▶ GOAL OF THE EXERCISE
All of the material should be reproduced exactly, with pictures left out.

================================

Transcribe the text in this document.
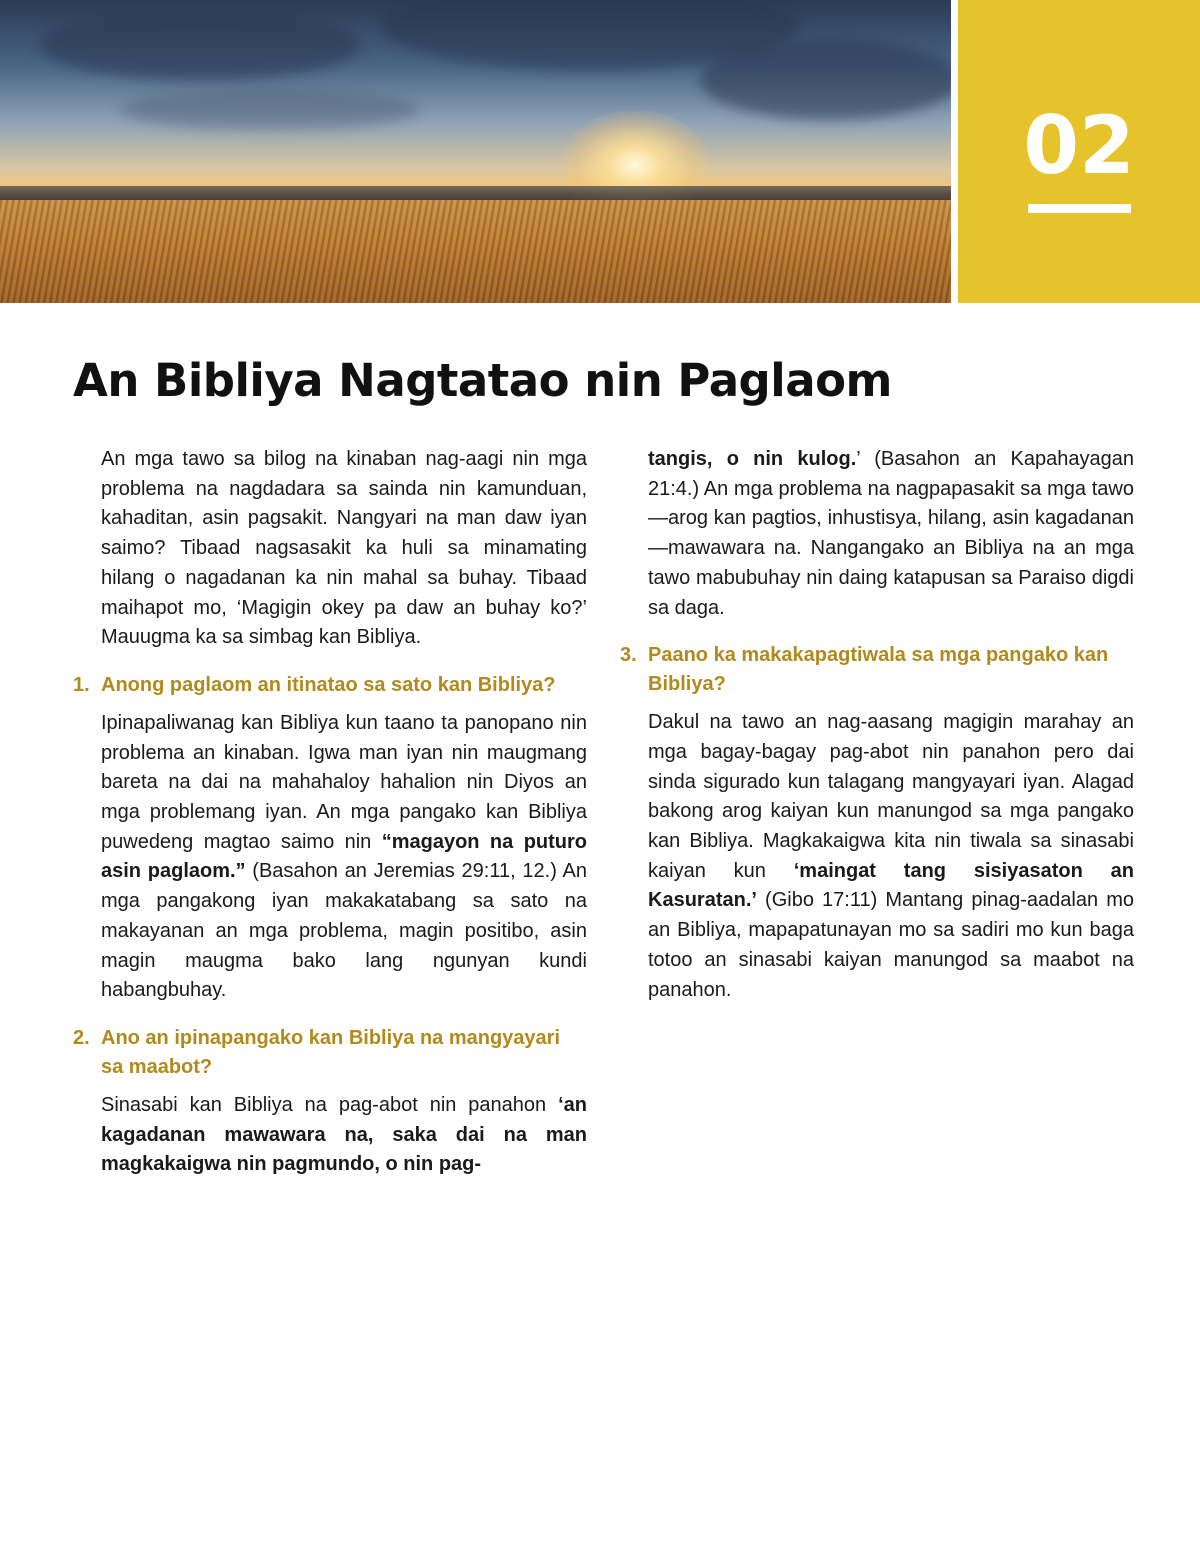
02
An Bibliya Nagtatao nin Paglaom

An mga tawo sa bilog na kinaban nag-aagi nin mga problema na nagdadara sa sainda nin kamunduan, kahaditan, asin pagsakit. Nangyari na man daw iyan saimo? Tibaad nagsasakit ka huli sa minamating hilang o nagadanan ka nin mahal sa buhay. Tibaad maihapot mo, ‘Magigin okey pa daw an buhay ko?’ Mauugma ka sa simbag kan Bibliya.

1. Anong paglaom an itinatao sa sato kan Bibliya?

Ipinapaliwanag kan Bibliya kun taano ta panopano nin problema an kinaban. Igwa man iyan nin maugmang bareta na dai na mahahaloy hahalion nin Diyos an mga problemang iyan. An mga pangako kan Bibliya puwedeng magtao saimo nin “magayon na puturo asin paglaom.” (Basahon an Jeremias 29:11, 12.) An mga pangakong iyan makakatabang sa sato na makayanan an mga problema, magin positibo, asin magin maugma bako lang ngunyan kundi habangbuhay.

2. Ano an ipinapangako kan Bibliya na mangyayari sa maabot?

Sinasabi kan Bibliya na pag-abot nin panahon ‘an kagadanan mawawara na, saka dai na man magkakaigwa nin pagmundo, o nin pag-

tangis, o nin kulog.’ (Basahon an Kapahayagan 21:4.) An mga problema na nagpapasakit sa mga tawo—arog kan pagtios, inhustisya, hilang, asin kagadanan—mawawara na. Nangangako an Bibliya na an mga tawo mabubuhay nin daing katapusan sa Paraiso digdi sa daga.

3. Paano ka makakapagtiwala sa mga pangako kan Bibliya?

Dakul na tawo an nag-aasang magigin marahay an mga bagay-bagay pag-abot nin panahon pero dai sinda sigurado kun talagang mangyayari iyan. Alagad bakong arog kaiyan kun manungod sa mga pangako kan Bibliya. Magkakaigwa kita nin tiwala sa sinasabi kaiyan kun ‘maingat tang sisiyasaton an Kasuratan.’ (Gibo 17:11) Mantang pinag-aadalan mo an Bibliya, mapapatunayan mo sa sadiri mo kun baga totoo an sinasabi kaiyan manungod sa maabot na panahon.
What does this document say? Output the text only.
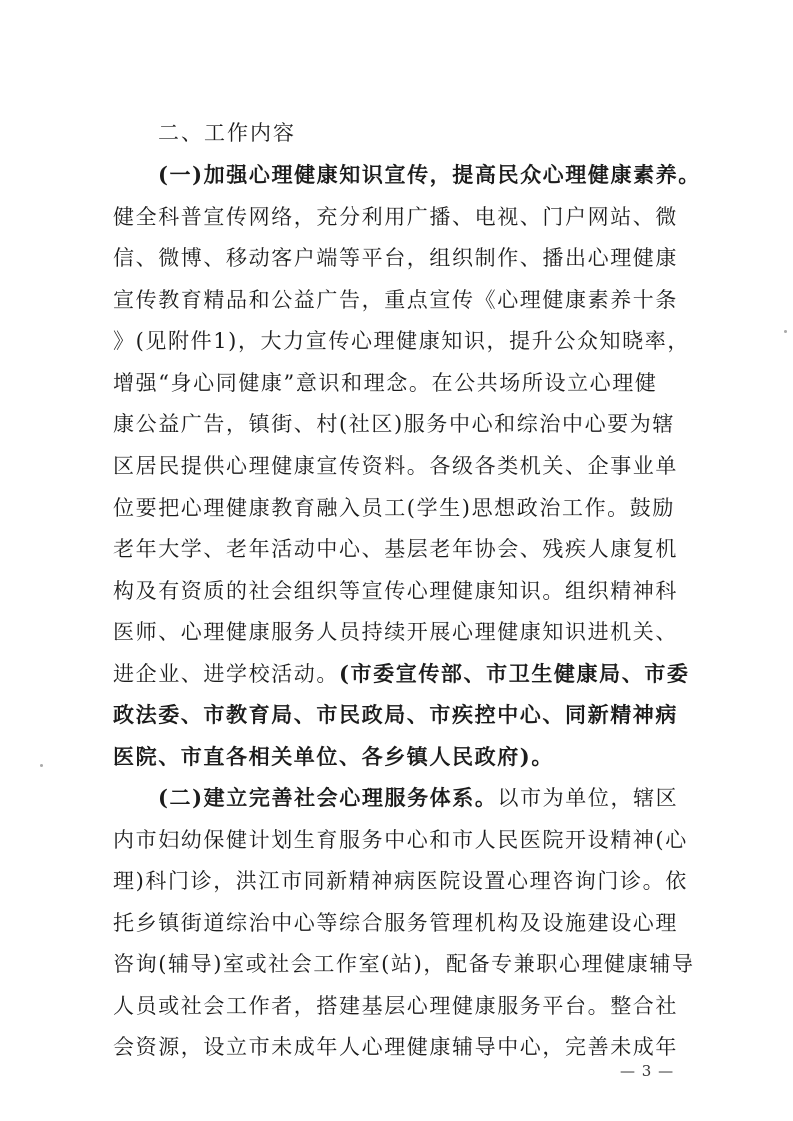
二、工作内容
(一)加强心理健康知识宣传，提高民众心理健康素养。
健全科普宣传网络，充分利用广播、电视、门户网站、微
信、微博、移动客户端等平台，组织制作、播出心理健康
宣传教育精品和公益广告，重点宣传《心理健康素养十条
》(见附件1)，大力宣传心理健康知识，提升公众知晓率，
增强“身心同健康”意识和理念。在公共场所设立心理健
康公益广告，镇街、村(社区)服务中心和综治中心要为辖
区居民提供心理健康宣传资料。各级各类机关、企事业单
位要把心理健康教育融入员工(学生)思想政治工作。鼓励
老年大学、老年活动中心、基层老年协会、残疾人康复机
构及有资质的社会组织等宣传心理健康知识。组织精神科
医师、心理健康服务人员持续开展心理健康知识进机关、
进企业、进学校活动。(市委宣传部、市卫生健康局、市委
政法委、市教育局、市民政局、市疾控中心、同新精神病
医院、市直各相关单位、各乡镇人民政府)。
(二)建立完善社会心理服务体系。以市为单位，辖区
内市妇幼保健计划生育服务中心和市人民医院开设精神(心
理)科门诊，洪江市同新精神病医院设置心理咨询门诊。依
托乡镇街道综治中心等综合服务管理机构及设施建设心理
咨询(辅导)室或社会工作室(站)，配备专兼职心理健康辅导
人员或社会工作者，搭建基层心理健康服务平台。整合社
会资源，设立市未成年人心理健康辅导中心，完善未成年
— 3 —
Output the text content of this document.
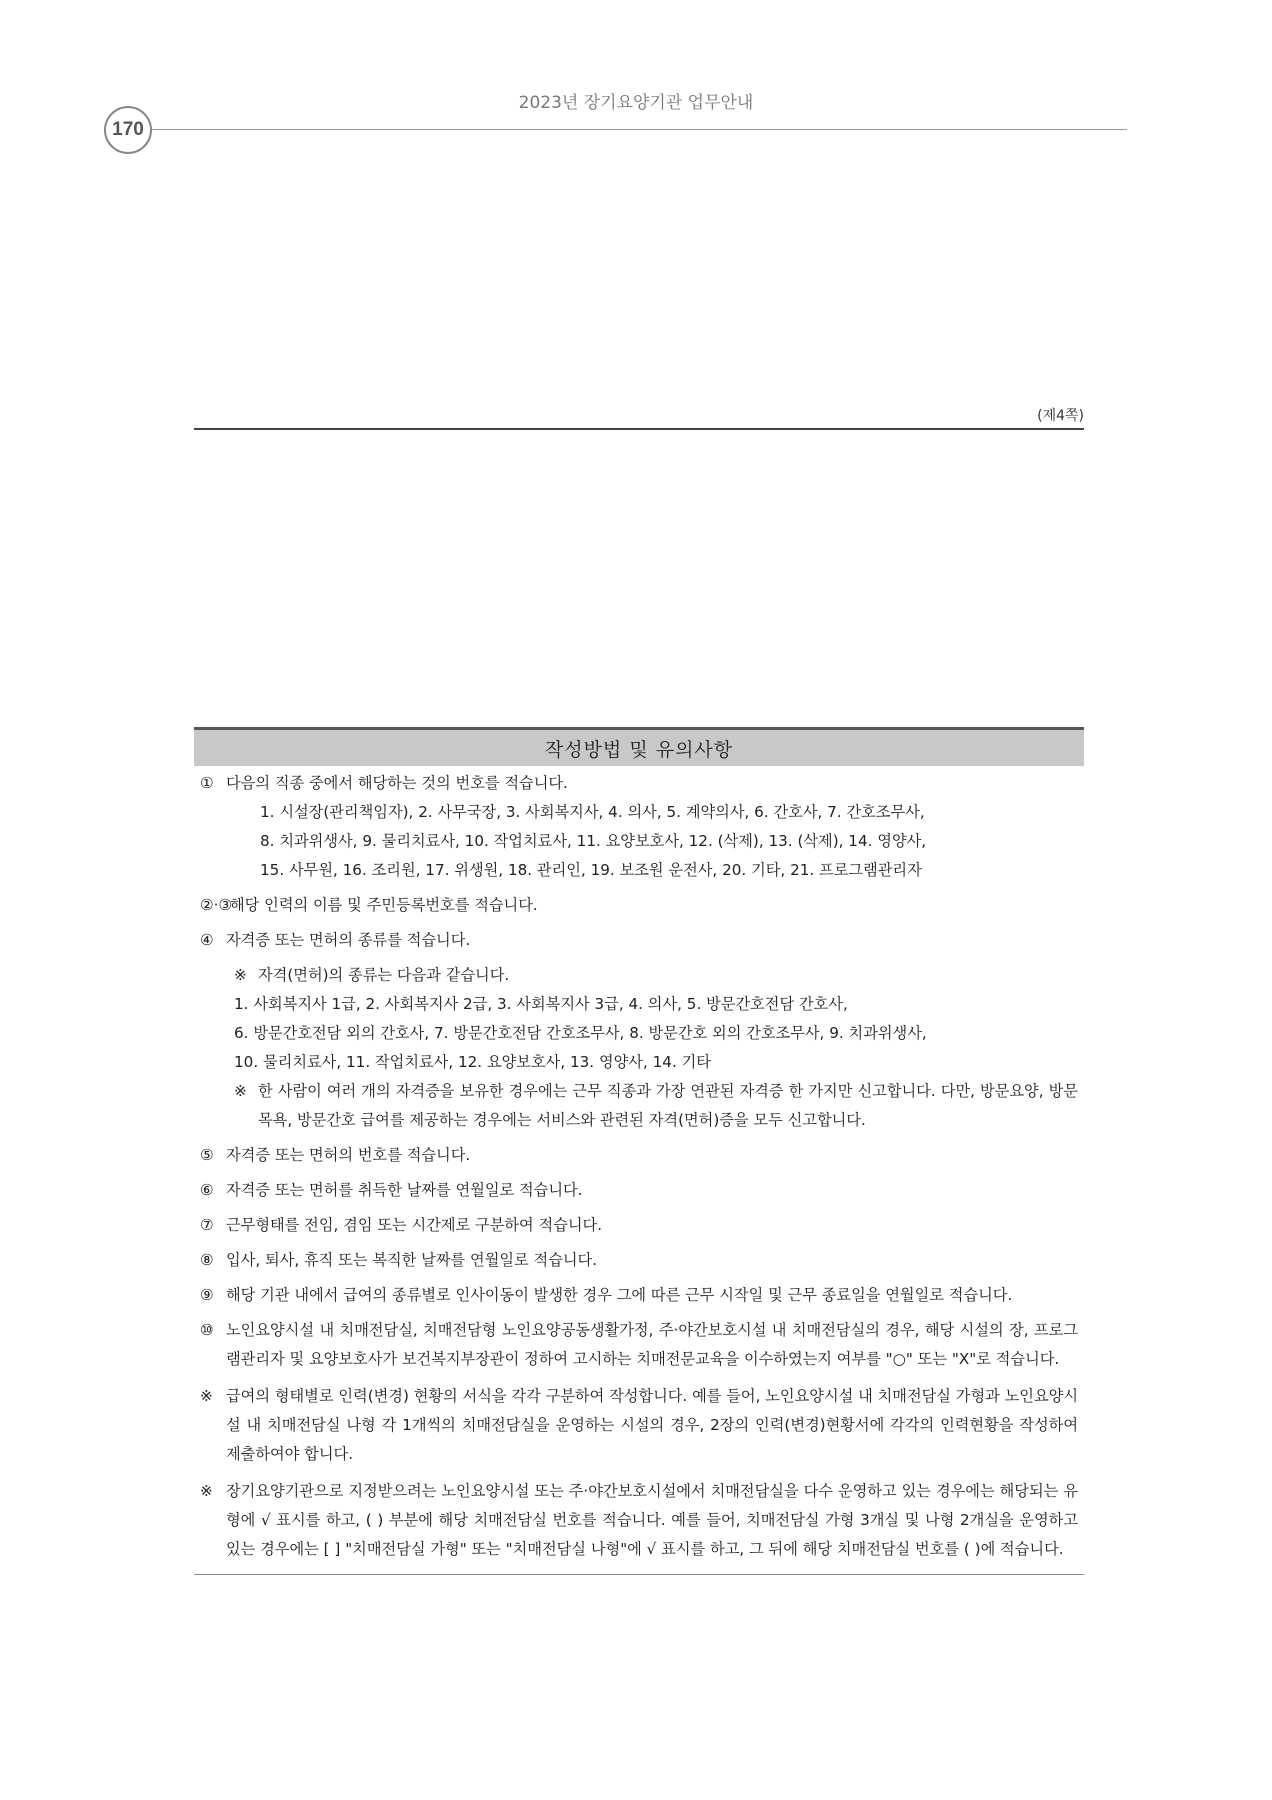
170
2023년 장기요양기관 업무안내
(제4쪽)
작성방법 및 유의사항
① 다음의 직종 중에서 해당하는 것의 번호를 적습니다.
1. 시설장(관리책임자), 2. 사무국장, 3. 사회복지사, 4. 의사, 5. 계약의사, 6. 간호사, 7. 간호조무사,
8. 치과위생사, 9. 물리치료사, 10. 작업치료사, 11. 요양보호사, 12. (삭제), 13. (삭제), 14. 영양사,
15. 사무원, 16. 조리원, 17. 위생원, 18. 관리인, 19. 보조원 운전사, 20. 기타, 21. 프로그램관리자
②·③
해당 인력의 이름 및 주민등록번호를 적습니다.
④ 자격증 또는 면허의 종류를 적습니다.
※ 자격(면허)의 종류는 다음과 같습니다.
1. 사회복지사 1급, 2. 사회복지사 2급, 3. 사회복지사 3급, 4. 의사, 5. 방문간호전담 간호사,
6. 방문간호전담 외의 간호사, 7. 방문간호전담 간호조무사, 8. 방문간호 외의 간호조무사, 9. 치과위생사,
10. 물리치료사, 11. 작업치료사, 12. 요양보호사, 13. 영양사, 14. 기타
※ 한 사람이 여러 개의 자격증을 보유한 경우에는 근무 직종과 가장 연관된 자격증 한 가지만 신고합니다. 다만, 방문요양, 방문목욕, 방문간호 급여를 제공하는 경우에는 서비스와 관련된 자격(면허)증을 모두 신고합니다.
⑤ 자격증 또는 면허의 번호를 적습니다.
⑥ 자격증 또는 면허를 취득한 날짜를 연월일로 적습니다.
⑦ 근무형태를 전임, 겸임 또는 시간제로 구분하여 적습니다.
⑧ 입사, 퇴사, 휴직 또는 복직한 날짜를 연월일로 적습니다.
⑨ 해당 기관 내에서 급여의 종류별로 인사이동이 발생한 경우 그에 따른 근무 시작일 및 근무 종료일을 연월일로 적습니다.
⑩ 노인요양시설 내 치매전담실, 치매전담형 노인요양공동생활가정, 주·야간보호시설 내 치매전담실의 경우, 해당 시설의 장, 프로그램관리자 및 요양보호사가 보건복지부장관이 정하여 고시하는 치매전문교육을 이수하였는지 여부를 "○" 또는 "X"로 적습니다.
※ 급여의 형태별로 인력(변경) 현황의 서식을 각각 구분하여 작성합니다. 예를 들어, 노인요양시설 내 치매전담실 가형과 노인요양시설 내 치매전담실 나형 각 1개씩의 치매전담실을 운영하는 시설의 경우, 2장의 인력(변경)현황서에 각각의 인력현황을 작성하여 제출하여야 합니다.
※ 장기요양기관으로 지정받으려는 노인요양시설 또는 주·야간보호시설에서 치매전담실을 다수 운영하고 있는 경우에는 해당되는 유형에 √ 표시를 하고, ( ) 부분에 해당 치매전담실 번호를 적습니다. 예를 들어, 치매전담실 가형 3개실 및 나형 2개실을 운영하고 있는 경우에는 [ ] "치매전담실 가형" 또는 "치매전담실 나형"에 √ 표시를 하고, 그 뒤에 해당 치매전담실 번호를 ( )에 적습니다.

================================

▶ FULL ANSWER
Transcribe the text in this document.
02
An Bibliya Nagtatao nin Paglaom

An mga tawo sa bilog na kinaban nag-aagi nin mga problema na nagdadara sa sainda nin kamunduan, kahaditan, asin pagsakit. Nangyari na man daw iyan saimo? Tibaad nagsasakit ka huli sa minamating hilang o nagadanan ka nin mahal sa buhay. Tibaad maihapot mo, ‘Magigin okey pa daw an buhay ko?’ Mauugma ka sa simbag kan Bibliya.

1. Anong paglaom an itinatao sa sato kan Bibliya?

Ipinapaliwanag kan Bibliya kun taano ta panopano nin problema an kinaban. Igwa man iyan nin maugmang bareta na dai na mahahaloy hahalion nin Diyos an mga problemang iyan. An mga pangako kan Bibliya puwedeng magtao saimo nin “magayon na puturo asin paglaom.” (Basahon an Jeremias 29:11, 12.) An mga pangakong iyan makakatabang sa sato na makayanan an mga problema, magin positibo, asin magin maugma bako lang ngunyan kundi habangbuhay.

2. Ano an ipinapangako kan Bibliya na mangyayari sa maabot?

Sinasabi kan Bibliya na pag-abot nin panahon ‘an kagadanan mawawara na, saka dai na man magkakaigwa nin pagmundo, o nin pag-

tangis, o nin kulog.’ (Basahon an Kapahayagan 21:4.) An mga problema na nagpapasakit sa mga tawo—arog kan pagtios, inhustisya, hilang, asin kagadanan—mawawara na. Nangangako an Bibliya na an mga tawo mabubuhay nin daing katapusan sa Paraiso digdi sa daga.

3. Paano ka makakapagtiwala sa mga pangako kan Bibliya?

Dakul na tawo an nag-aasang magigin marahay an mga bagay-bagay pag-abot nin panahon pero dai sinda sigurado kun talagang mangyayari iyan. Alagad bakong arog kaiyan kun manungod sa mga pangako kan Bibliya. Magkakaigwa kita nin tiwala sa sinasabi kaiyan kun ‘maingat tang sisiyasaton an Kasuratan.’ (Gibo 17:11) Mantang pinag-aadalan mo an Bibliya, mapapatunayan mo sa sadiri mo kun baga totoo an sinasabi kaiyan manungod sa maabot na panahon.
What does this document say? Output the text only.
二、工作内容
(一)加强心理健康知识宣传，提高民众心理健康素养。
健全科普宣传网络，充分利用广播、电视、门户网站、微
信、微博、移动客户端等平台，组织制作、播出心理健康
宣传教育精品和公益广告，重点宣传《心理健康素养十条
》(见附件1)，大力宣传心理健康知识，提升公众知晓率，
增强“身心同健康”意识和理念。在公共场所设立心理健
康公益广告，镇街、村(社区)服务中心和综治中心要为辖
区居民提供心理健康宣传资料。各级各类机关、企事业单
位要把心理健康教育融入员工(学生)思想政治工作。鼓励
老年大学、老年活动中心、基层老年协会、残疾人康复机
构及有资质的社会组织等宣传心理健康知识。组织精神科
医师、心理健康服务人员持续开展心理健康知识进机关、
进企业、进学校活动。(市委宣传部、市卫生健康局、市委
政法委、市教育局、市民政局、市疾控中心、同新精神病
医院、市直各相关单位、各乡镇人民政府)。
(二)建立完善社会心理服务体系。以市为单位，辖区
内市妇幼保健计划生育服务中心和市人民医院开设精神(心
理)科门诊，洪江市同新精神病医院设置心理咨询门诊。依
托乡镇街道综治中心等综合服务管理机构及设施建设心理
咨询(辅导)室或社会工作室(站)，配备专兼职心理健康辅导
人员或社会工作者，搭建基层心理健康服务平台。整合社
会资源，设立市未成年人心理健康辅导中心，完善未成年
— 3 —
Output the text content of this document.
170
2023년 장기요양기관 업무안내
(제4쪽)
작성방법 및 유의사항
① 다음의 직종 중에서 해당하는 것의 번호를 적습니다.
1. 시설장(관리책임자), 2. 사무국장, 3. 사회복지사, 4. 의사, 5. 계약의사, 6. 간호사, 7. 간호조무사,
8. 치과위생사, 9. 물리치료사, 10. 작업치료사, 11. 요양보호사, 12. (삭제), 13. (삭제), 14. 영양사,
15. 사무원, 16. 조리원, 17. 위생원, 18. 관리인, 19. 보조원 운전사, 20. 기타, 21. 프로그램관리자
②·③
해당 인력의 이름 및 주민등록번호를 적습니다.
④ 자격증 또는 면허의 종류를 적습니다.
※ 자격(면허)의 종류는 다음과 같습니다.
1. 사회복지사 1급, 2. 사회복지사 2급, 3. 사회복지사 3급, 4. 의사, 5. 방문간호전담 간호사,
6. 방문간호전담 외의 간호사, 7. 방문간호전담 간호조무사, 8. 방문간호 외의 간호조무사, 9. 치과위생사,
10. 물리치료사, 11. 작업치료사, 12. 요양보호사, 13. 영양사, 14. 기타
※ 한 사람이 여러 개의 자격증을 보유한 경우에는 근무 직종과 가장 연관된 자격증 한 가지만 신고합니다. 다만, 방문요양, 방문목욕, 방문간호 급여를 제공하는 경우에는 서비스와 관련된 자격(면허)증을 모두 신고합니다.
⑤ 자격증 또는 면허의 번호를 적습니다.
⑥ 자격증 또는 면허를 취득한 날짜를 연월일로 적습니다.
⑦ 근무형태를 전임, 겸임 또는 시간제로 구분하여 적습니다.
⑧ 입사, 퇴사, 휴직 또는 복직한 날짜를 연월일로 적습니다.
⑨ 해당 기관 내에서 급여의 종류별로 인사이동이 발생한 경우 그에 따른 근무 시작일 및 근무 종료일을 연월일로 적습니다.
⑩ 노인요양시설 내 치매전담실, 치매전담형 노인요양공동생활가정, 주·야간보호시설 내 치매전담실의 경우, 해당 시설의 장, 프로그램관리자 및 요양보호사가 보건복지부장관이 정하여 고시하는 치매전문교육을 이수하였는지 여부를 "○" 또는 "X"로 적습니다.
※ 급여의 형태별로 인력(변경) 현황의 서식을 각각 구분하여 작성합니다. 예를 들어, 노인요양시설 내 치매전담실 가형과 노인요양시설 내 치매전담실 나형 각 1개씩의 치매전담실을 운영하는 시설의 경우, 2장의 인력(변경)현황서에 각각의 인력현황을 작성하여 제출하여야 합니다.
※ 장기요양기관으로 지정받으려는 노인요양시설 또는 주·야간보호시설에서 치매전담실을 다수 운영하고 있는 경우에는 해당되는 유형에 √ 표시를 하고, ( ) 부분에 해당 치매전담실 번호를 적습니다. 예를 들어, 치매전담실 가형 3개실 및 나형 2개실을 운영하고 있는 경우에는 [ ] "치매전담실 가형" 또는 "치매전담실 나형"에 √ 표시를 하고, 그 뒤에 해당 치매전담실 번호를 ( )에 적습니다.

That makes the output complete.